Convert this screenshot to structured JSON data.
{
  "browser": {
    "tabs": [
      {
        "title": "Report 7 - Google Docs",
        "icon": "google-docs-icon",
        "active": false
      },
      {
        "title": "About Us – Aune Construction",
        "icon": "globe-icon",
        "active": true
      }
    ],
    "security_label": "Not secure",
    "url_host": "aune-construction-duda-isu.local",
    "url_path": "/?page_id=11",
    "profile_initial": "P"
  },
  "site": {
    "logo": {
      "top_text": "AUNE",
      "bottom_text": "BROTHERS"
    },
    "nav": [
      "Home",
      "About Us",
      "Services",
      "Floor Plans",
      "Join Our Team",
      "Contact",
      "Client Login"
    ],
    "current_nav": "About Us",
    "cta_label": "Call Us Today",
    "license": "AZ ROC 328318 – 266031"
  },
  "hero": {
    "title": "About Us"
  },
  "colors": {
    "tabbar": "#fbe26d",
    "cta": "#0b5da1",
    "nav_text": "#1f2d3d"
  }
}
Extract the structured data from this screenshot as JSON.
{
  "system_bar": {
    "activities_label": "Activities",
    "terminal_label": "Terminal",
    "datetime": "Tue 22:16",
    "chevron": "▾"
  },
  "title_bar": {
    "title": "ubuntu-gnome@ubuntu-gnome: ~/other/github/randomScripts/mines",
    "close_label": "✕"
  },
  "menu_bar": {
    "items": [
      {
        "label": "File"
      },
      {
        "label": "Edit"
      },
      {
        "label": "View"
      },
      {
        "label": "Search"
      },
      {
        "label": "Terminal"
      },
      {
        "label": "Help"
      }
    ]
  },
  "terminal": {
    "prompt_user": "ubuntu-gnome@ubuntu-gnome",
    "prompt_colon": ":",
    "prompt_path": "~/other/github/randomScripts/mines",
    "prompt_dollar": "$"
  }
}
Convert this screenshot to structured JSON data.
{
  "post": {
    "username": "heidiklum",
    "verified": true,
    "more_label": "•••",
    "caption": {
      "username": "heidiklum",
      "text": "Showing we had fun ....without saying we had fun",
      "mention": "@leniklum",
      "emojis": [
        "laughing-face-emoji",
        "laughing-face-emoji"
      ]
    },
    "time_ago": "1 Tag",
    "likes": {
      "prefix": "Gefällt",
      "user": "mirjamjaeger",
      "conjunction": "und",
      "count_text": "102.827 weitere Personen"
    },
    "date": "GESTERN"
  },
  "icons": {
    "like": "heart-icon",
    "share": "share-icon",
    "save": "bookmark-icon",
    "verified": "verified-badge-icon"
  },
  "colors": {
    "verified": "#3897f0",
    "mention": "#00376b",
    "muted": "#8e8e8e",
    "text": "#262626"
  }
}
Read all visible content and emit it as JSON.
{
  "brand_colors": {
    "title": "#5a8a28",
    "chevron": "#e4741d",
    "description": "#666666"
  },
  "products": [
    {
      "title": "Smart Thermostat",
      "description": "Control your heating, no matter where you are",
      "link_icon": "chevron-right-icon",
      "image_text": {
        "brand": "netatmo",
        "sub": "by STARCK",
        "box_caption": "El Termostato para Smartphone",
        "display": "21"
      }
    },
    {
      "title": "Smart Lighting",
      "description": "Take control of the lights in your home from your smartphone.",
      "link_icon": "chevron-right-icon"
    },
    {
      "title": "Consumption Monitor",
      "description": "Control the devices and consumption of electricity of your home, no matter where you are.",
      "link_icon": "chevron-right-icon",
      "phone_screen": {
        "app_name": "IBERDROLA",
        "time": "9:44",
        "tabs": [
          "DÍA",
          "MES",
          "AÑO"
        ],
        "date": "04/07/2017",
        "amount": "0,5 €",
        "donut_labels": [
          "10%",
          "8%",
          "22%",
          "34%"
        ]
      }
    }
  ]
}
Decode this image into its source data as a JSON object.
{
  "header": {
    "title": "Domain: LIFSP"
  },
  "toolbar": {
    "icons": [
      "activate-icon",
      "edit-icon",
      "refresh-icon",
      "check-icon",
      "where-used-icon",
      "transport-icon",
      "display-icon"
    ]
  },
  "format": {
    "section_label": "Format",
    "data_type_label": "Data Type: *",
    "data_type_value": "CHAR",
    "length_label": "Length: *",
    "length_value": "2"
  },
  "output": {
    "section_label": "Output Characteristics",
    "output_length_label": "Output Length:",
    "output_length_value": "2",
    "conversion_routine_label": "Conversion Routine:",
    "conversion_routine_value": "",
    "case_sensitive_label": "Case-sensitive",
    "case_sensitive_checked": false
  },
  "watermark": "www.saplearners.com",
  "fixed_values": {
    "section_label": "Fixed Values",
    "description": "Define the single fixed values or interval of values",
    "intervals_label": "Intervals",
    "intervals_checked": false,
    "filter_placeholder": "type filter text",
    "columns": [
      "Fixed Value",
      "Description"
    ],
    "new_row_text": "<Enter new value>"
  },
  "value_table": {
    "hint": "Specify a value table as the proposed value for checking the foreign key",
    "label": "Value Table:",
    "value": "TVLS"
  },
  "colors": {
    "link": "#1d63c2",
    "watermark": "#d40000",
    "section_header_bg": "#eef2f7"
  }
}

★ ★ ★ ★

Exercise: Pick out all lines containing the string "laughing".

Correct response:
        "laughing-face-emoji",
        "laughing-face-emoji"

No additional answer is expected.